Exercise brief
Look for the string "paglalahad" in every line, and copy each line that has it.
- - - -
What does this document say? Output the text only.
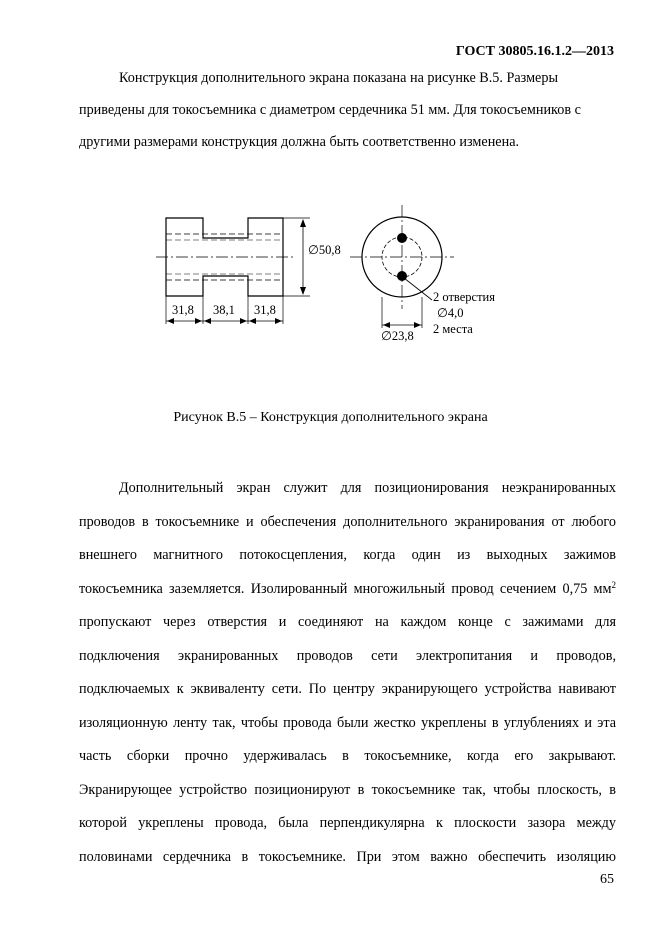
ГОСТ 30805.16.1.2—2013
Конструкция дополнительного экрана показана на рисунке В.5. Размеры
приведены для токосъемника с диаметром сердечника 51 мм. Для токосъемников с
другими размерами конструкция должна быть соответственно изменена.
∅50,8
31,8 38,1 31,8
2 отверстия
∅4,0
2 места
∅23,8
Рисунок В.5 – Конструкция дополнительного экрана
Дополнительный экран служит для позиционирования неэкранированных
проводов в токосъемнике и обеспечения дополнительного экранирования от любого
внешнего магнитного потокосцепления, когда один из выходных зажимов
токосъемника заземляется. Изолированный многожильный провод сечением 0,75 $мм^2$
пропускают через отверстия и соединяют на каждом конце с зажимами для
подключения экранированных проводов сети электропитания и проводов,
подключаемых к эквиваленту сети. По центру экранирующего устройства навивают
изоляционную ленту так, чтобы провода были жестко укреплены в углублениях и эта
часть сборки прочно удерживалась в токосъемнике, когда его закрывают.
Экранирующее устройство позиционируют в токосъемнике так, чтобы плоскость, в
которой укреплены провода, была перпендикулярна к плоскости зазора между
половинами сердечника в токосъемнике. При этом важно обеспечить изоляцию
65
- - - -
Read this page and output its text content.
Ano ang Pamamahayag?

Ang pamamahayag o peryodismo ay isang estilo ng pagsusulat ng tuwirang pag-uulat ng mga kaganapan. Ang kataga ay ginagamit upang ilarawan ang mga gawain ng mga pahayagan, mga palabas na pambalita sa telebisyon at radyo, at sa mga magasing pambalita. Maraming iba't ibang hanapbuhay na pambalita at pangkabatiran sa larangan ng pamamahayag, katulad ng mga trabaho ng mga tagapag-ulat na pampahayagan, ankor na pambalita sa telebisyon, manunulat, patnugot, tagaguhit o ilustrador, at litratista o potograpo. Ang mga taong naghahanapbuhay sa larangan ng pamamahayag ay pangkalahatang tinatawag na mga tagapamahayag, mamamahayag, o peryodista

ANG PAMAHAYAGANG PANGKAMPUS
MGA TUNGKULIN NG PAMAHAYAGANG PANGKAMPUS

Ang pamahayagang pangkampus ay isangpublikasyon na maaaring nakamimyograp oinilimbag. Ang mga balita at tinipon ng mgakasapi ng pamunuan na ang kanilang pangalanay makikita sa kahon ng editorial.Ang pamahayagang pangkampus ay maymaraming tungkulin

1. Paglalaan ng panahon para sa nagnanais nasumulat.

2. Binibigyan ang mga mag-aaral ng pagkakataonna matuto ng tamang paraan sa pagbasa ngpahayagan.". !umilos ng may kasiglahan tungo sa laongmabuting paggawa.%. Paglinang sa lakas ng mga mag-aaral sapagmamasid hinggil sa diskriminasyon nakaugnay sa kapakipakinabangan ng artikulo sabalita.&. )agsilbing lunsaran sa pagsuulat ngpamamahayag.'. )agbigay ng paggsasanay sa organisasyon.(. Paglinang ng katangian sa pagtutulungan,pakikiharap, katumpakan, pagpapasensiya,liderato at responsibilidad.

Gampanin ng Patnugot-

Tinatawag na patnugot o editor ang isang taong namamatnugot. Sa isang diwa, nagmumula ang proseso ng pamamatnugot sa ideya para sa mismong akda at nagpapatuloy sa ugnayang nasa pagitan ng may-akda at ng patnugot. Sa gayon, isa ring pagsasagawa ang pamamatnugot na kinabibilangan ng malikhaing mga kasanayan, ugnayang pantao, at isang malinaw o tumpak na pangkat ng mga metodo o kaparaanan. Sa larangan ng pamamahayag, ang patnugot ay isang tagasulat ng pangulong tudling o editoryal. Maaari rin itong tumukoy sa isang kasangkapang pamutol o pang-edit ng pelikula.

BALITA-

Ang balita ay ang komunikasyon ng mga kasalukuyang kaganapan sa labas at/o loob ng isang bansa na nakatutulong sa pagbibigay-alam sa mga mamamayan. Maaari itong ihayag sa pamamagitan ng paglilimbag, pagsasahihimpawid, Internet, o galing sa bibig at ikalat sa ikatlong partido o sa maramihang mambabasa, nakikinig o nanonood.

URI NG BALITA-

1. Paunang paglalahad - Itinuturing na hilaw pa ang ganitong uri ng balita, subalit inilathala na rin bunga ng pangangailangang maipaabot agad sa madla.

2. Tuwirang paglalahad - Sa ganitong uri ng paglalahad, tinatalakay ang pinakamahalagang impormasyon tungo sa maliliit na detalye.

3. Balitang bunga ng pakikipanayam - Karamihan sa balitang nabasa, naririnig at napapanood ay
- - - -
Complete answer
1. Paunang paglalahad - Itinuturing na hilaw pa ang ganitong uri ng balita, subalit inilathala na rin bunga ng pangangailangang maipaabot agad sa madla.
2. Tuwirang paglalahad - Sa ganitong uri ng paglalahad, tinatalakay ang pinakamahalagang impormasyon tungo sa maliliit na detalye.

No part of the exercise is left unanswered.